[[ Page excerpt, beginning ]]

- Coordinates: 15°04′05″S 43°45′36″W﻿ / ﻿15.068°S 43.76°W
- Designation: biological reserve
- Authorized: 6,358 hectares (15,710 acres)
- Created: 1973

= Jaíba Biological Reserve =

Jaíba Biological Reserve (Reserva Biológica do Jaíba) is a biological reserve in Minas Gerais, Brazil.

==Location==

The reserve of 6358 ha of deciduous forest was created in the municipality of Matias Cardoso on 4 July 1973 as Jaiba Forest Park, then became Jaíba Biological Reserve on 30 December 1994.
The reserve is in the São Francisco River Basin.
It is part of the Jaiba Sistema de Áreas Protegidas (SAP), which was created as a condition of approval of the Jaiba Irrigation Project.
The other fully protected units in the Jaiba SAP are the Serra Azul Biological Reserve, Verde Grande State Park and Lagoa do Cajueiro State Park, giving a fully protected area of 58565 ha.

[[ Page excerpt, end ]]

Action item A: According to the Jaíba Biological Reserve article, on what date did the reserve take the name Jaíba Biological Reserve?
Action item B: Copy the Jaíba Biological Reserve article word for word, from "Jaíba Biological Reserve (Reserva" to "Francisco River Basin.".
Action item C: Resume the Jaíba Biological Reserve article, picking up after its last sentence.

[[ Excerpted records, beginning ]]

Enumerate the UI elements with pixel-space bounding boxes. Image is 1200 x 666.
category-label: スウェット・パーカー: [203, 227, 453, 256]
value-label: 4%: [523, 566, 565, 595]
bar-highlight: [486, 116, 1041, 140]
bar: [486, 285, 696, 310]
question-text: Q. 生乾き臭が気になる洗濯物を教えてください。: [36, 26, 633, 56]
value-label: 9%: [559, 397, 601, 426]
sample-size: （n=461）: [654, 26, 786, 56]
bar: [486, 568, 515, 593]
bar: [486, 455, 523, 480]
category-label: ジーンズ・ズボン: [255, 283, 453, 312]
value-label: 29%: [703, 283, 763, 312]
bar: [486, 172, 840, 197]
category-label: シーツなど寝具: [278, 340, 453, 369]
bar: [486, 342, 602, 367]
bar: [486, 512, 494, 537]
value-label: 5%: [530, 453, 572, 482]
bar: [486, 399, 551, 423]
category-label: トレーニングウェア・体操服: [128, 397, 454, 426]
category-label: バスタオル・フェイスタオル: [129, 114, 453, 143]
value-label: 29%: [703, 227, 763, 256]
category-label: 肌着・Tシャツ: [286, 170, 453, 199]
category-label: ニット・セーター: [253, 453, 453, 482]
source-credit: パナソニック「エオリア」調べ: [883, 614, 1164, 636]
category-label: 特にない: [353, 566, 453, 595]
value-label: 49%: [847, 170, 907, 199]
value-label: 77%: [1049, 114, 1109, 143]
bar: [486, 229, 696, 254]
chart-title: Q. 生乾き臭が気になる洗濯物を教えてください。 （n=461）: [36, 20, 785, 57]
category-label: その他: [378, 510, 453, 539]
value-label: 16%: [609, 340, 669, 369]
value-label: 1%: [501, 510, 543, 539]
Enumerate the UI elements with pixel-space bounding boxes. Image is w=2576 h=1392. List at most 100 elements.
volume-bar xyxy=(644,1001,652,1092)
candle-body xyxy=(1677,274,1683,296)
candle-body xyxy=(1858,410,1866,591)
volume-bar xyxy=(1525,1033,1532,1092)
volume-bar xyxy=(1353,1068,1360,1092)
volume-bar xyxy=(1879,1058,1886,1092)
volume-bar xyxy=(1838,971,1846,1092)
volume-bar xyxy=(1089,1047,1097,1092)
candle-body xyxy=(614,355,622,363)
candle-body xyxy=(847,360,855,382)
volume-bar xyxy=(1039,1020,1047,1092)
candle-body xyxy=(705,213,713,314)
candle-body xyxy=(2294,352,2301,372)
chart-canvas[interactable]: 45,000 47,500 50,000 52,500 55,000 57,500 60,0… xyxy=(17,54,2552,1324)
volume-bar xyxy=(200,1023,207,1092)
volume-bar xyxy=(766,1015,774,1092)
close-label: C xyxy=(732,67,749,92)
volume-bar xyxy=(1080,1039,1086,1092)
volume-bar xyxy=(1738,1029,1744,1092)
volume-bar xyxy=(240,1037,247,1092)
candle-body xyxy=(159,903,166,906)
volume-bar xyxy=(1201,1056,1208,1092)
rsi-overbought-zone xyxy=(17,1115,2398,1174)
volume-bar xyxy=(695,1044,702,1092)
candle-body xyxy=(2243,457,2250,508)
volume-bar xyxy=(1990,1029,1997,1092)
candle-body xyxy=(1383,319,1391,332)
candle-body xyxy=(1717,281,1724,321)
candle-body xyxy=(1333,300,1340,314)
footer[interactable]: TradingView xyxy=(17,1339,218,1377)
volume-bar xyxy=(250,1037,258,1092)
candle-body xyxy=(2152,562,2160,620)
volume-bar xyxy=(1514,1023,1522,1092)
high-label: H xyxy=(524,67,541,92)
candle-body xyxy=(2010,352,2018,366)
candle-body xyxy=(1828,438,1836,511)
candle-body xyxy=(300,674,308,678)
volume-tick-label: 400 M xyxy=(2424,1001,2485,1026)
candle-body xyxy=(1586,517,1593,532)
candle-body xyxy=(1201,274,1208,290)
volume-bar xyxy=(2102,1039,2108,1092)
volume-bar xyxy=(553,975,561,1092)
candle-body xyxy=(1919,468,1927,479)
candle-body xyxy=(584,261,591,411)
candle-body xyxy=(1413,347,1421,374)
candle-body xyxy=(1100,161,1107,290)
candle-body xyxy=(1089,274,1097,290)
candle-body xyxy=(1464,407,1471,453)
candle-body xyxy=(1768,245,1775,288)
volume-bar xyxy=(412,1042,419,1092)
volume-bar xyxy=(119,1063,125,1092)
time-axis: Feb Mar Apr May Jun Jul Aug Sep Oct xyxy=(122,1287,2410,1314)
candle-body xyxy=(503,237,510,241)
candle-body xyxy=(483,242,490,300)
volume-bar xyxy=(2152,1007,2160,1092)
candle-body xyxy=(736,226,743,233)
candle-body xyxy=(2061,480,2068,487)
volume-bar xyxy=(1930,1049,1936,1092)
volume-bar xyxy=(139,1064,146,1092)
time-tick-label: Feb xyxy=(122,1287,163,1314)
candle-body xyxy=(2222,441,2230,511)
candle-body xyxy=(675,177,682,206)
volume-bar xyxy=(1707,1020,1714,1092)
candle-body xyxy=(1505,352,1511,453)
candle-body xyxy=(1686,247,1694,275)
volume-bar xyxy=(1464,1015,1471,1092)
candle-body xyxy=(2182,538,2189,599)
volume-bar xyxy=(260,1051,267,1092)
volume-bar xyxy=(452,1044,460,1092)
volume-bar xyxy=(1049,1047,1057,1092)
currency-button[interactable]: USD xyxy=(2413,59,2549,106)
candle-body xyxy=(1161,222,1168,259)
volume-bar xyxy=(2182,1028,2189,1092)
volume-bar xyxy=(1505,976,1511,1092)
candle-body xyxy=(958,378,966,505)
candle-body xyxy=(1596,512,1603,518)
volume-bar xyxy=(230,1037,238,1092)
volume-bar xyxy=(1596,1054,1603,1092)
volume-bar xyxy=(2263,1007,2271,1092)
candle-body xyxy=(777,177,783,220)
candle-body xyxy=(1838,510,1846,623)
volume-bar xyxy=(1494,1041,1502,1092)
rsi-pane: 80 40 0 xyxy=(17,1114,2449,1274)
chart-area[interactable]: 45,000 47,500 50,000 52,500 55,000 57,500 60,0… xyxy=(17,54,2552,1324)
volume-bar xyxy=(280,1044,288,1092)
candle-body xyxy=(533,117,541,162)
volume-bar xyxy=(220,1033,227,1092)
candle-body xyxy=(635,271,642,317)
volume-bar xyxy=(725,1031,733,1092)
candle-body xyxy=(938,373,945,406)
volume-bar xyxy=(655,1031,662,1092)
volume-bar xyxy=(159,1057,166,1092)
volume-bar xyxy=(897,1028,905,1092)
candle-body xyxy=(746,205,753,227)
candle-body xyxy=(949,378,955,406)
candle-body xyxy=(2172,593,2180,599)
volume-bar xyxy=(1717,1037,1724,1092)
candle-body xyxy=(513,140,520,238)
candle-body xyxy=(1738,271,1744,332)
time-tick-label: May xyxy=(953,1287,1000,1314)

[[ Excerpted records, end ]]

Exercise output A: 30 December 1994

Exercise output B:
Jaíba Biological Reserve (Reserva Biológica do Jaíba) is a biological reserve in Minas Gerais, Brazil.

==Location==

The reserve of 6358 ha of deciduous forest was created in the municipality of Matias Cardoso on 4 July 1973 as Jaiba Forest Park, then became Jaíba Biological Reserve on 30 December 1994.
The reserve is in the São Francisco River Basin.

Exercise output C:
The SAP also includes two Environment Protection Areas totalling 94500 ha.
In 2010 a single advisory board was established to oversee all the conservation units of the Jaiba SAP.

==Environment==

The climate is tropical, with temperatures ranging from 18.2 to 30.8 C and average temperature of 23.6 C.
Annual rainfall averages 1156.1 mm, mostly falling in the summer.
The reserve contains deciduous forest (Dry Forest) that is home to agoutis, lizards, monkeys and various species of birds.
It belongs to the Caatinga domain.
A 2007 study of the vegetation found 27 families with 55 species.
15 species were from the family Fabaceae and 4 species from the family Nyctaginaceae.
The largest number of individuals was from the Tabebuia ochracea species, followed by Combretum leprosum and Terminalia fagifolia.

==Conservation==
As of 2009 the State Biological Reserve was a "strict nature reserve" under IUCN protected area category Ia.
There are trails in the reserve that are often used by students at technical schools in the region, and it is also an important research area.